# What you have to do
Quote the whole listing word for word, please.

# Records for this exercise
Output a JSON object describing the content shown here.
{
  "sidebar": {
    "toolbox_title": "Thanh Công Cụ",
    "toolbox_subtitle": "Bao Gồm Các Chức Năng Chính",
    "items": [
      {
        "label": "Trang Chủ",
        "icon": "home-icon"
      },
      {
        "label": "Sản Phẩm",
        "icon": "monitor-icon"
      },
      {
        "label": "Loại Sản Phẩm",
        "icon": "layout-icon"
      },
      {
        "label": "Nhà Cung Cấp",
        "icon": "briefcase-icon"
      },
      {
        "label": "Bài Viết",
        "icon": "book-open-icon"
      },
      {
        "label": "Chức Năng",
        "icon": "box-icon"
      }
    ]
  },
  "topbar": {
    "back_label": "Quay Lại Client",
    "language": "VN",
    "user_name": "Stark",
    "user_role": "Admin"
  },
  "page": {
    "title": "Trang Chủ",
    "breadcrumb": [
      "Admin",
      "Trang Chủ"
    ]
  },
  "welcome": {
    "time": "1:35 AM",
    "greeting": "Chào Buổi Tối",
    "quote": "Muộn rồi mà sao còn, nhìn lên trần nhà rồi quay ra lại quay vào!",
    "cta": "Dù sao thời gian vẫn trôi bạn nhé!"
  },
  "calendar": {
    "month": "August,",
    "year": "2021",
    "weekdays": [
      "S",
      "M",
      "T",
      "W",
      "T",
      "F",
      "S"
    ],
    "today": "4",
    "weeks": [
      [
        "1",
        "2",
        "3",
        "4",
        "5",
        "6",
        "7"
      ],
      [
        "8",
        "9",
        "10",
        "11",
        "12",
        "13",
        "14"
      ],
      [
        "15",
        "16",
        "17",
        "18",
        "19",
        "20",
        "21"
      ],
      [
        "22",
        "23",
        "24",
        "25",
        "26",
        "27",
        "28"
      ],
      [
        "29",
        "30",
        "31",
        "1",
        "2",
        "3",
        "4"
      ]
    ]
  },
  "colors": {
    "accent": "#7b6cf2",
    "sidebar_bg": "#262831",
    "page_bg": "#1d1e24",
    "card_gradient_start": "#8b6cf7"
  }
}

# Response to the task
Output a JSON object describing the content shown here.
{
  "sidebar": {
    "toolbox_title": "Thanh Công Cụ",
    "toolbox_subtitle": "Bao Gồm Các Chức Năng Chính",
    "items": [
      {
        "label": "Trang Chủ",
        "icon": "home-icon"
      },
      {
        "label": "Sản Phẩm",
        "icon": "monitor-icon"
      },
      {
        "label": "Loại Sản Phẩm",
        "icon": "layout-icon"
      },
      {
        "label": "Nhà Cung Cấp",
        "icon": "briefcase-icon"
      },
      {
        "label": "Bài Viết",
        "icon": "book-open-icon"
      },
      {
        "label": "Chức Năng",
        "icon": "box-icon"
      }
    ]
  },
  "topbar": {
    "back_label": "Quay Lại Client",
    "language": "VN",
    "user_name": "Stark",
    "user_role": "Admin"
  },
  "page": {
    "title": "Trang Chủ",
    "breadcrumb": [
      "Admin",
      "Trang Chủ"
    ]
  },
  "welcome": {
    "time": "1:35 AM",
    "greeting": "Chào Buổi Tối",
    "quote": "Muộn rồi mà sao còn, nhìn lên trần nhà rồi quay ra lại quay vào!",
    "cta": "Dù sao thời gian vẫn trôi bạn nhé!"
  },
  "calendar": {
    "month": "August,",
    "year": "2021",
    "weekdays": [
      "S",
      "M",
      "T",
      "W",
      "T",
      "F",
      "S"
    ],
    "today": "4",
    "weeks": [
      [
        "1",
        "2",
        "3",
        "4",
        "5",
        "6",
        "7"
      ],
      [
        "8",
        "9",
        "10",
        "11",
        "12",
        "13",
        "14"
      ],
      [
        "15",
        "16",
        "17",
        "18",
        "19",
        "20",
        "21"
      ],
      [
        "22",
        "23",
        "24",
        "25",
        "26",
        "27",
        "28"
      ],
      [
        "29",
        "30",
        "31",
        "1",
        "2",
        "3",
        "4"
      ]
    ]
  },
  "colors": {
    "accent": "#7b6cf2",
    "sidebar_bg": "#262831",
    "page_bg": "#1d1e24",
    "card_gradient_start": "#8b6cf7"
  }
}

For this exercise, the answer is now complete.